Aim
In the entries below, find every line with "JSON" and copy it.
---
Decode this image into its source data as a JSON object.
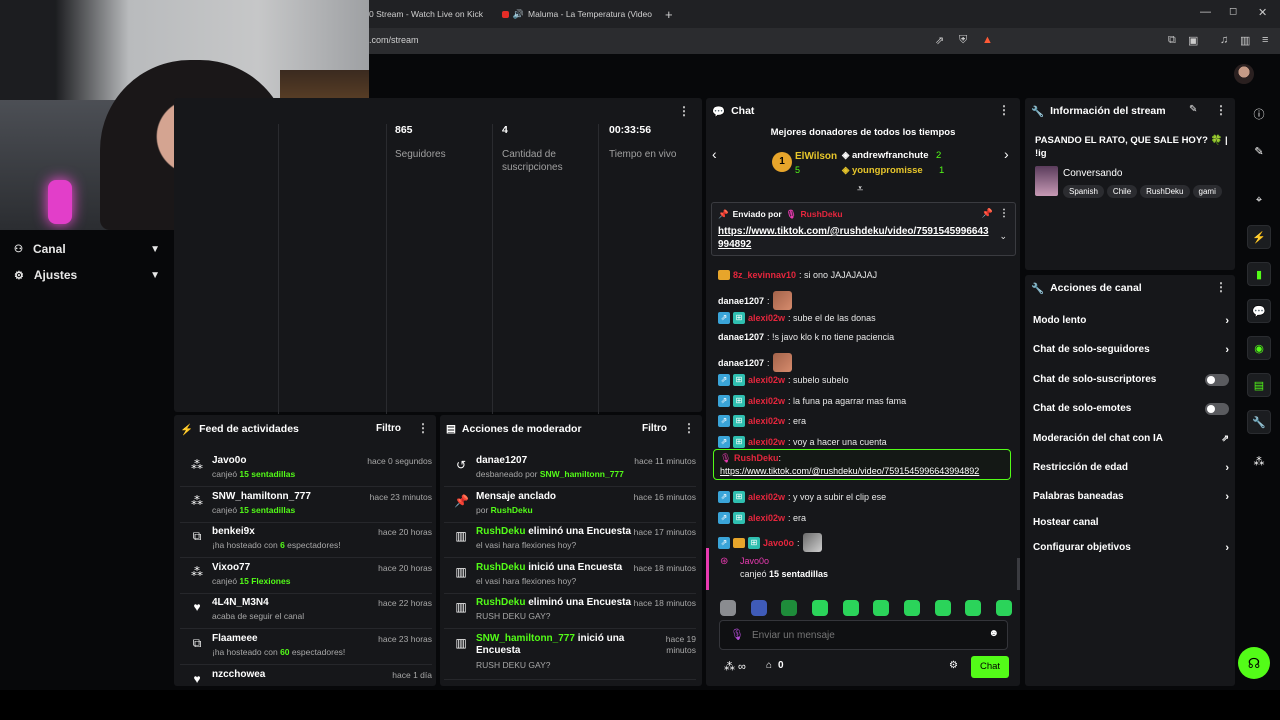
{
  "browser": {
    "tab1": "0 Stream - Watch Live on Kick",
    "tab2": "Maluma - La Temperatura (Video",
    "new_tab": "+",
    "url": ".com/stream",
    "window_min": "—",
    "window_max": "◻",
    "window_close": "✕"
  },
  "nav": {
    "channel": "Canal",
    "settings": "Ajustes"
  },
  "stats": [
    {
      "value": "865",
      "label": "Seguidores"
    },
    {
      "value": "4",
      "label": "Cantidad de suscripciones"
    },
    {
      "value": "00:33:56",
      "label": "Tiempo en vivo"
    }
  ],
  "activity_feed": {
    "title": "Feed de actividades",
    "filter": "Filtro",
    "rows": [
      {
        "icon": "gift-icon",
        "name": "Javo0o",
        "sub_pre": "canjeó ",
        "sub_hl": "15 sentadillas",
        "sub_post": "",
        "time": "hace 0 segundos"
      },
      {
        "icon": "gift-icon",
        "name": "SNW_hamiltonn_777",
        "sub_pre": "canjeó ",
        "sub_hl": "15 sentadillas",
        "sub_post": "",
        "time": "hace 23 minutos"
      },
      {
        "icon": "host-icon",
        "name": "benkei9x",
        "sub_pre": "¡ha hosteado con ",
        "sub_hl": "6",
        "sub_post": " espectadores!",
        "time": "hace 20 horas"
      },
      {
        "icon": "gift-icon",
        "name": "Vixoo77",
        "sub_pre": "canjeó ",
        "sub_hl": "15 Flexiones",
        "sub_post": "",
        "time": "hace 20 horas"
      },
      {
        "icon": "heart-icon",
        "name": "4L4N_M3N4",
        "sub_pre": "acaba de seguir el canal",
        "sub_hl": "",
        "sub_post": "",
        "time": "hace 22 horas"
      },
      {
        "icon": "host-icon",
        "name": "Flaameee",
        "sub_pre": "¡ha hosteado con ",
        "sub_hl": "60",
        "sub_post": " espectadores!",
        "time": "hace 23 horas"
      },
      {
        "icon": "heart-icon",
        "name": "nzcchowea",
        "sub_pre": "",
        "sub_hl": "",
        "sub_post": "",
        "time": "hace 1 día"
      }
    ]
  },
  "mod_actions": {
    "title": "Acciones de moderador",
    "filter": "Filtro",
    "rows": [
      {
        "icon": "undo-icon",
        "name": "danae1207",
        "name_green": false,
        "action": "",
        "sub_pre": "desbaneado por ",
        "sub_hl": "SNW_hamiltonn_777",
        "time": "hace 11 minutos"
      },
      {
        "icon": "pin-icon",
        "name": "Mensaje anclado",
        "name_green": false,
        "action": "",
        "sub_pre": "por ",
        "sub_hl": "RushDeku",
        "time": "hace 16 minutos"
      },
      {
        "icon": "poll-icon",
        "name": "RushDeku",
        "name_green": true,
        "action": " eliminó una Encuesta",
        "sub_pre": "el vasi hara flexiones hoy?",
        "sub_hl": "",
        "time": "hace 17 minutos"
      },
      {
        "icon": "poll-icon",
        "name": "RushDeku",
        "name_green": true,
        "action": " inició una Encuesta",
        "sub_pre": "el vasi hara flexiones hoy?",
        "sub_hl": "",
        "time": "hace 18 minutos"
      },
      {
        "icon": "poll-icon",
        "name": "RushDeku",
        "name_green": true,
        "action": " eliminó una Encuesta",
        "sub_pre": "RUSH DEKU GAY?",
        "sub_hl": "",
        "time": "hace 18 minutos"
      },
      {
        "icon": "poll-icon",
        "name": "SNW_hamiltonn_777",
        "name_green": true,
        "action": " inició una Encuesta",
        "sub_pre": "RUSH DEKU GAY?",
        "sub_hl": "",
        "time": "hace 19 minutos"
      }
    ]
  },
  "chat": {
    "title": "Chat",
    "top_donors_title": "Mejores donadores de todos los tiempos",
    "donor1": {
      "rank": "1",
      "name": "ElWilson",
      "amount": "5"
    },
    "donor2": {
      "name": "andrewfranchute",
      "amount": "2"
    },
    "donor3": {
      "name": "youngpromisse",
      "amount": "1"
    },
    "pinned_label": "Enviado por",
    "pinned_user": "RushDeku",
    "pinned_link": "https://www.tiktok.com/@rushdeku/video/7591545996643994892",
    "messages": [
      {
        "user": "8z_kevinnav10",
        "text": ": si ono JAJAJAJAJ"
      },
      {
        "user": "danae1207",
        "text": ":"
      },
      {
        "user": "alexi02w",
        "text": ": sube el de las donas"
      },
      {
        "user": "danae1207",
        "text": ": !s javo klo k no tiene paciencia"
      },
      {
        "user": "danae1207",
        "text": ":"
      },
      {
        "user": "alexi02w",
        "text": ": subelo subelo"
      },
      {
        "user": "alexi02w",
        "text": ": la funa pa agarrar mas fama"
      },
      {
        "user": "alexi02w",
        "text": ": era"
      },
      {
        "user": "alexi02w",
        "text": ": voy a hacer una cuenta"
      },
      {
        "user": "RushDeku",
        "text": ":"
      },
      {
        "user": "alexi02w",
        "text": ": y voy a subir el clip ese"
      },
      {
        "user": "alexi02w",
        "text": ": era"
      },
      {
        "user": "Javo0o",
        "text": ":"
      }
    ],
    "highlight_link": "https://www.tiktok.com/@rushdeku/video/7591545996643994892",
    "redeem_user": "Javo0o",
    "redeem_text_pre": "canjeó ",
    "redeem_text_hl": "15 sentadillas",
    "input_placeholder": "Enviar un mensaje",
    "infinity": "∞",
    "count": "0",
    "send": "Chat"
  },
  "stream_info": {
    "title": "Información del stream",
    "stream_title": "PASANDO EL RATO, QUE SALE HOY? 🍀 | !ig",
    "category": "Conversando",
    "tags": [
      "Spanish",
      "Chile",
      "RushDeku",
      "gami"
    ]
  },
  "channel_actions": {
    "title": "Acciones de canal",
    "items": [
      {
        "label": "Modo lento",
        "control": "chevron"
      },
      {
        "label": "Chat de solo-seguidores",
        "control": "chevron"
      },
      {
        "label": "Chat de solo-suscriptores",
        "control": "toggle"
      },
      {
        "label": "Chat de solo-emotes",
        "control": "toggle"
      },
      {
        "label": "Moderación del chat con IA",
        "control": "external"
      },
      {
        "label": "Restricción de edad",
        "control": "chevron"
      },
      {
        "label": "Palabras baneadas",
        "control": "chevron"
      },
      {
        "label": "Hostear canal",
        "control": "none"
      },
      {
        "label": "Configurar objetivos",
        "control": "chevron"
      }
    ]
  },
  "colors": {
    "accent": "#53fc18",
    "panel": "#16171a",
    "bg": "#07080a",
    "user_red": "#e5263d"
  }
}
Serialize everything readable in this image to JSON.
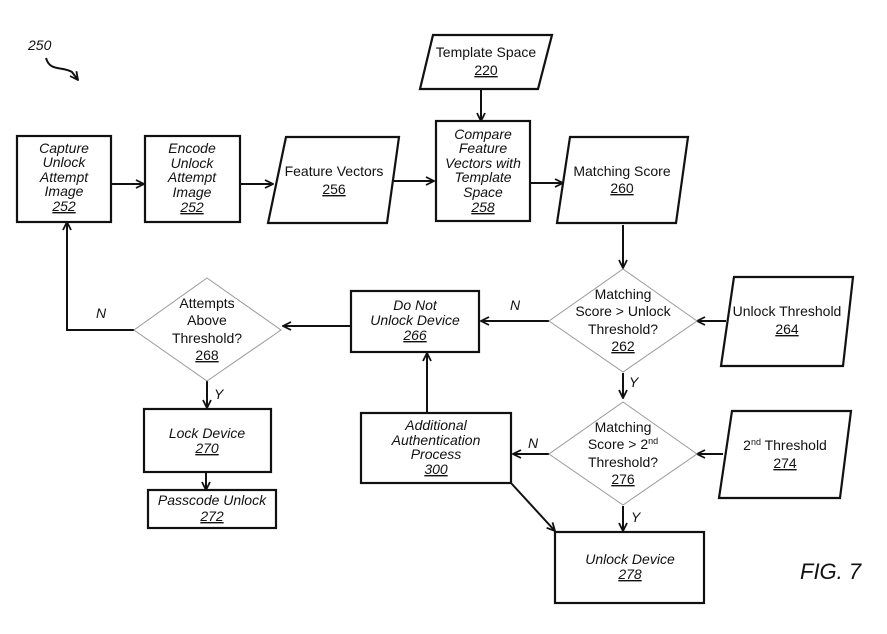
{
  "diagram": {
    "ref_number": "250",
    "figure_label": "FIG. 7",
    "nodes": {
      "capture": {
        "lines": [
          "Capture",
          "Unlock",
          "Attempt",
          "Image"
        ],
        "ref": "252"
      },
      "encode": {
        "lines": [
          "Encode",
          "Unlock",
          "Attempt",
          "Image"
        ],
        "ref": "252"
      },
      "feature_vectors": {
        "lines": [
          "Feature Vectors"
        ],
        "ref": "256"
      },
      "template_space": {
        "lines": [
          "Template Space"
        ],
        "ref": "220"
      },
      "compare": {
        "lines": [
          "Compare",
          "Feature",
          "Vectors with",
          "Template",
          "Space"
        ],
        "ref": "258"
      },
      "matching_score": {
        "lines": [
          "Matching Score"
        ],
        "ref": "260"
      },
      "decision_unlock": {
        "lines": [
          "Matching",
          "Score > Unlock",
          "Threshold?"
        ],
        "ref": "262"
      },
      "unlock_threshold": {
        "lines": [
          "Unlock Threshold"
        ],
        "ref": "264"
      },
      "do_not_unlock": {
        "lines": [
          "Do Not",
          "Unlock Device"
        ],
        "ref": "266"
      },
      "attempts": {
        "lines": [
          "Attempts",
          "Above",
          "Threshold?"
        ],
        "ref": "268"
      },
      "lock_device": {
        "lines": [
          "Lock Device"
        ],
        "ref": "270"
      },
      "passcode": {
        "lines": [
          "Passcode Unlock"
        ],
        "ref": "272"
      },
      "decision_second": {
        "line1": "Matching",
        "line2_pre": "Score > 2",
        "line2_sup": "nd",
        "line3": "Threshold?",
        "ref": "276"
      },
      "second_threshold": {
        "pre": "2",
        "sup": "nd",
        "post": " Threshold",
        "ref": "274"
      },
      "additional_auth": {
        "lines": [
          "Additional",
          "Authentication",
          "Process"
        ],
        "ref": "300"
      },
      "unlock_device": {
        "lines": [
          "Unlock Device"
        ],
        "ref": "278"
      }
    },
    "edge_labels": {
      "attempts_no": "N",
      "attempts_yes": "Y",
      "unlock_no": "N",
      "unlock_yes": "Y",
      "second_no": "N",
      "second_yes": "Y"
    }
  }
}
---
Result of this exercise
Decode this image into its source data as a JSON object.
Serialize everything readable in this image to JSON.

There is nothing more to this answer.